Short problem:
Write out every line of the material exactly as it appears.

Extracted data:
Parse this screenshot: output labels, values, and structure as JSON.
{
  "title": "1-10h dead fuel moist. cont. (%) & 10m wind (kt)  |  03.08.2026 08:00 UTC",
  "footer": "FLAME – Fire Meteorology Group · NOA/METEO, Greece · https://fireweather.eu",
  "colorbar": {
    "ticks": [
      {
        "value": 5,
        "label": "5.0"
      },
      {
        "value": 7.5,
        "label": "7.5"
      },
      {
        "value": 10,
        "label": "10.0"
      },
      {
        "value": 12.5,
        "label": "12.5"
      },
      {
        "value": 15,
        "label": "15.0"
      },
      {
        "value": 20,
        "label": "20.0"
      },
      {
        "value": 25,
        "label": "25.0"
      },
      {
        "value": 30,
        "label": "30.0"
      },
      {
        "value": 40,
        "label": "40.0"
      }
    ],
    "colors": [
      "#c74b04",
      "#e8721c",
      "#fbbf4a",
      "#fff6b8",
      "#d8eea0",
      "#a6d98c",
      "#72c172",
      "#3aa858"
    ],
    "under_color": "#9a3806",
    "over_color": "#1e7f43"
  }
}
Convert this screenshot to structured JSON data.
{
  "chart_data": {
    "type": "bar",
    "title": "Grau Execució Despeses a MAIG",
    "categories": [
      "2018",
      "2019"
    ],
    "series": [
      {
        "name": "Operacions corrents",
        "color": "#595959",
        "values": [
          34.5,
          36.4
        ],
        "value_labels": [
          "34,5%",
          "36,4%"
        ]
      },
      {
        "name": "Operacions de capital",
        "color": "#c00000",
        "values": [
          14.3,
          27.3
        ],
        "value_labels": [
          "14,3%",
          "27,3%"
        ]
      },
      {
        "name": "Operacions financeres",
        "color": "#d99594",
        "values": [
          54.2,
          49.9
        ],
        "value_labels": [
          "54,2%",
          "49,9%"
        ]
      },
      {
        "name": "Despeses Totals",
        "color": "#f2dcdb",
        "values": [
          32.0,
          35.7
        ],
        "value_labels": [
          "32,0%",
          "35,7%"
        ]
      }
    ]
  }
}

Task result:
Parse this screenshot: output labels, values, and structure as JSON.
{
  "title": "1-10h dead fuel moist. cont. (%) & 10m wind (kt)  |  03.08.2026 08:00 UTC",
  "footer": "FLAME – Fire Meteorology Group · NOA/METEO, Greece · https://fireweather.eu",
  "colorbar": {
    "ticks": [
      {
        "value": 5,
        "label": "5.0"
      },
      {
        "value": 7.5,
        "label": "7.5"
      },
      {
        "value": 10,
        "label": "10.0"
      },
      {
        "value": 12.5,
        "label": "12.5"
      },
      {
        "value": 15,
        "label": "15.0"
      },
      {
        "value": 20,
        "label": "20.0"
      },
      {
        "value": 25,
        "label": "25.0"
      },
      {
        "value": 30,
        "label": "30.0"
      },
      {
        "value": 40,
        "label": "40.0"
      }
    ],
    "colors": [
      "#c74b04",
      "#e8721c",
      "#fbbf4a",
      "#fff6b8",
      "#d8eea0",
      "#a6d98c",
      "#72c172",
      "#3aa858"
    ],
    "under_color": "#9a3806",
    "over_color": "#1e7f43"
  }
}
Convert this screenshot to structured JSON data.
{
  "chart_data": {
    "type": "bar",
    "title": "Grau Execució Despeses a MAIG",
    "categories": [
      "2018",
      "2019"
    ],
    "series": [
      {
        "name": "Operacions corrents",
        "color": "#595959",
        "values": [
          34.5,
          36.4
        ],
        "value_labels": [
          "34,5%",
          "36,4%"
        ]
      },
      {
        "name": "Operacions de capital",
        "color": "#c00000",
        "values": [
          14.3,
          27.3
        ],
        "value_labels": [
          "14,3%",
          "27,3%"
        ]
      },
      {
        "name": "Operacions financeres",
        "color": "#d99594",
        "values": [
          54.2,
          49.9
        ],
        "value_labels": [
          "54,2%",
          "49,9%"
        ]
      },
      {
        "name": "Despeses Totals",
        "color": "#f2dcdb",
        "values": [
          32.0,
          35.7
        ],
        "value_labels": [
          "32,0%",
          "35,7%"
        ]
      }
    ]
  }
}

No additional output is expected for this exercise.